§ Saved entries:
────
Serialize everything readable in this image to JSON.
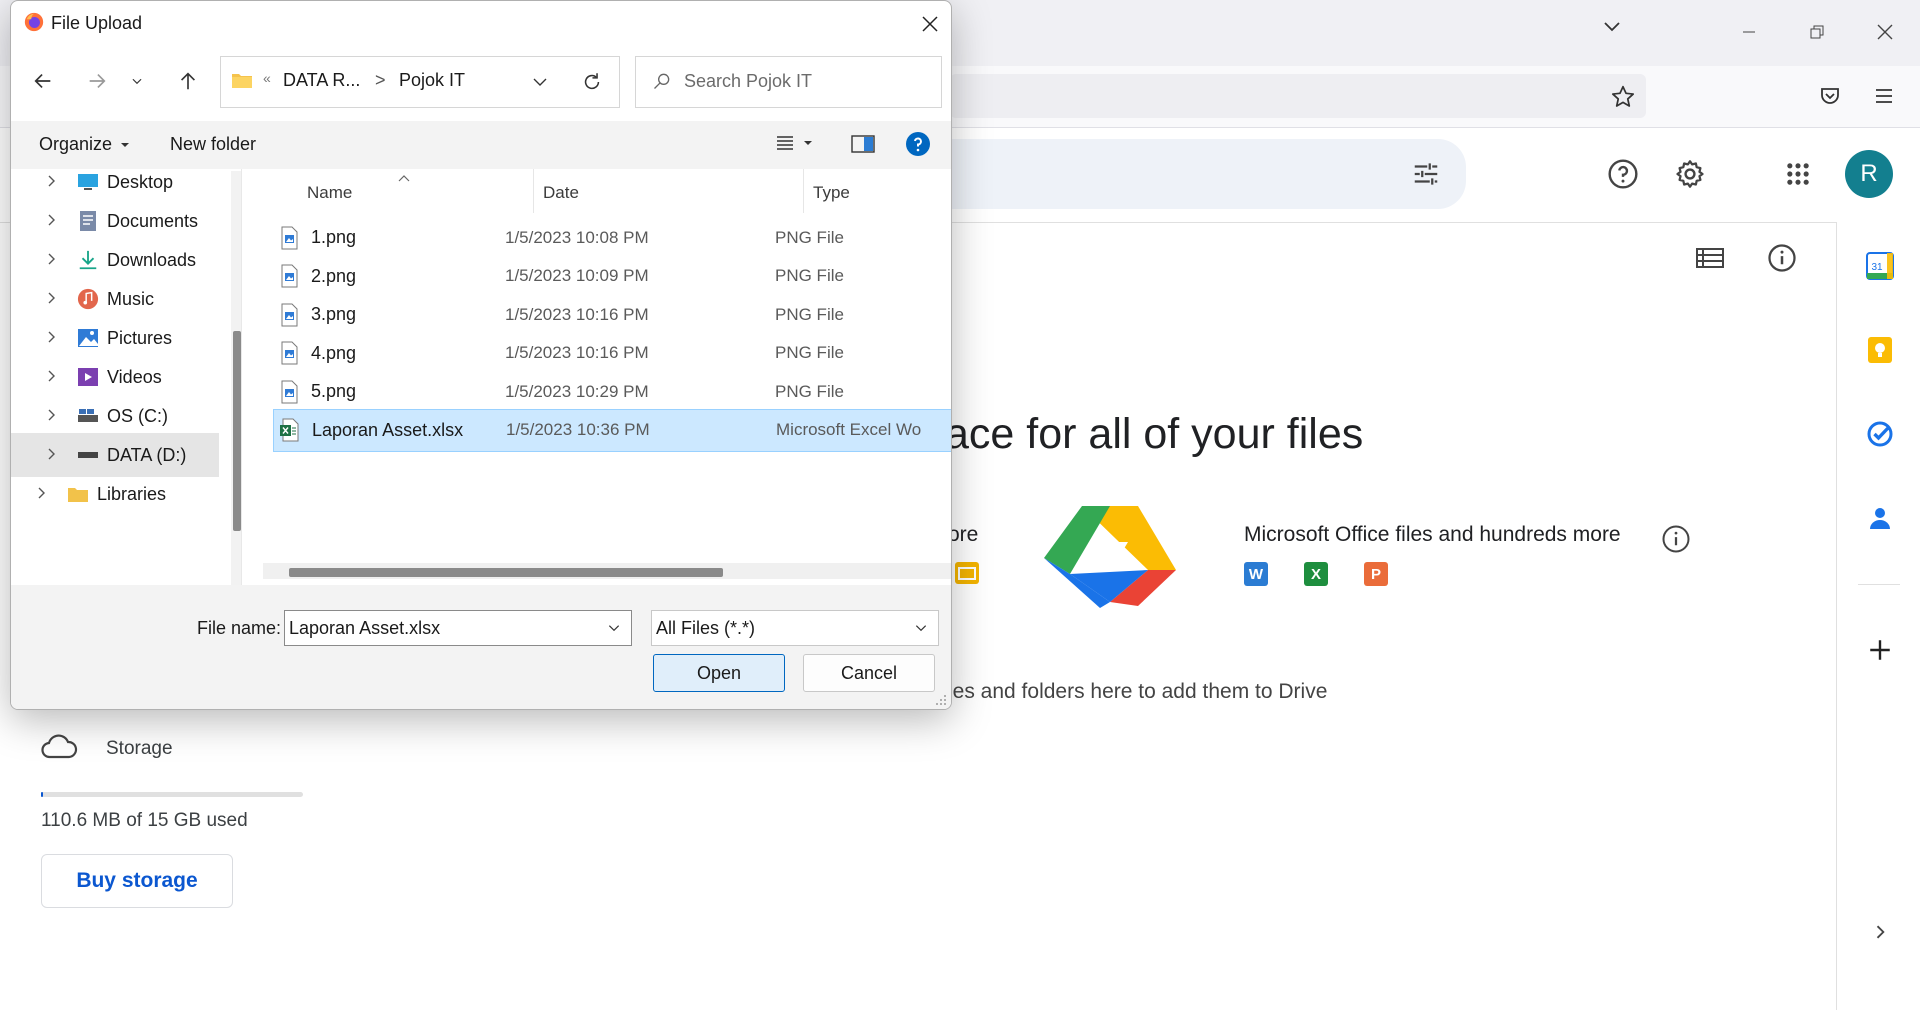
{
  "browser": {
    "window_controls": [
      "minimize",
      "restore",
      "close"
    ]
  },
  "drive": {
    "welcome_fragment": "ace for all of your files",
    "more_fragment": "ore",
    "ms_office_text": "Microsoft Office files and hundreds more",
    "drop_hint_fragment": "les and folders here to add them to Drive",
    "storage": {
      "label": "Storage",
      "used_text": "110.6 MB of 15 GB used",
      "used_fraction": 0.007,
      "buy_label": "Buy storage"
    },
    "avatar_letter": "R",
    "office_badges": [
      {
        "letter": "W",
        "color": "#2b7cd3"
      },
      {
        "letter": "X",
        "color": "#1e8e3e"
      },
      {
        "letter": "P",
        "color": "#ea6c3a"
      }
    ]
  },
  "dialog": {
    "title": "File Upload",
    "breadcrumb": {
      "overflow": "«",
      "parent": "DATA R...",
      "separator": ">",
      "current": "Pojok IT"
    },
    "search_placeholder": "Search Pojok IT",
    "commands": {
      "organize": "Organize",
      "new_folder": "New folder"
    },
    "nav_items": [
      {
        "label": "Desktop",
        "icon": "desktop-icon",
        "color": "#2aa3e0"
      },
      {
        "label": "Documents",
        "icon": "documents-icon",
        "color": "#7a8aa8"
      },
      {
        "label": "Downloads",
        "icon": "downloads-icon",
        "color": "#17a589"
      },
      {
        "label": "Music",
        "icon": "music-icon",
        "color": "#e2664c"
      },
      {
        "label": "Pictures",
        "icon": "pictures-icon",
        "color": "#2f7bd6"
      },
      {
        "label": "Videos",
        "icon": "videos-icon",
        "color": "#7b3fb0"
      },
      {
        "label": "OS (C:)",
        "icon": "drive-c-icon",
        "color": "#3a6fb5"
      },
      {
        "label": "DATA (D:)",
        "icon": "drive-d-icon",
        "color": "#444444"
      },
      {
        "label": "Libraries",
        "icon": "libraries-icon",
        "color": "#f2c24a"
      }
    ],
    "columns": {
      "name": "Name",
      "date": "Date",
      "type": "Type"
    },
    "files": [
      {
        "name": "1.png",
        "date": "1/5/2023 10:08 PM",
        "type": "PNG File",
        "kind": "png"
      },
      {
        "name": "2.png",
        "date": "1/5/2023 10:09 PM",
        "type": "PNG File",
        "kind": "png"
      },
      {
        "name": "3.png",
        "date": "1/5/2023 10:16 PM",
        "type": "PNG File",
        "kind": "png"
      },
      {
        "name": "4.png",
        "date": "1/5/2023 10:16 PM",
        "type": "PNG File",
        "kind": "png"
      },
      {
        "name": "5.png",
        "date": "1/5/2023 10:29 PM",
        "type": "PNG File",
        "kind": "png"
      },
      {
        "name": "Laporan Asset.xlsx",
        "date": "1/5/2023 10:36 PM",
        "type": "Microsoft Excel Wo",
        "kind": "xlsx"
      }
    ],
    "selected_file_index": 5,
    "file_name_label": "File name:",
    "file_name_value": "Laporan Asset.xlsx",
    "file_type_value": "All Files (*.*)",
    "open_label": "Open",
    "cancel_label": "Cancel"
  }
}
────
§ What you should do: Check every line for "Laporan" and show the ones that have it.

§ Response for this exercise:
        "name": "Laporan Asset.xlsx",
    "file_name_value": "Laporan Asset.xlsx",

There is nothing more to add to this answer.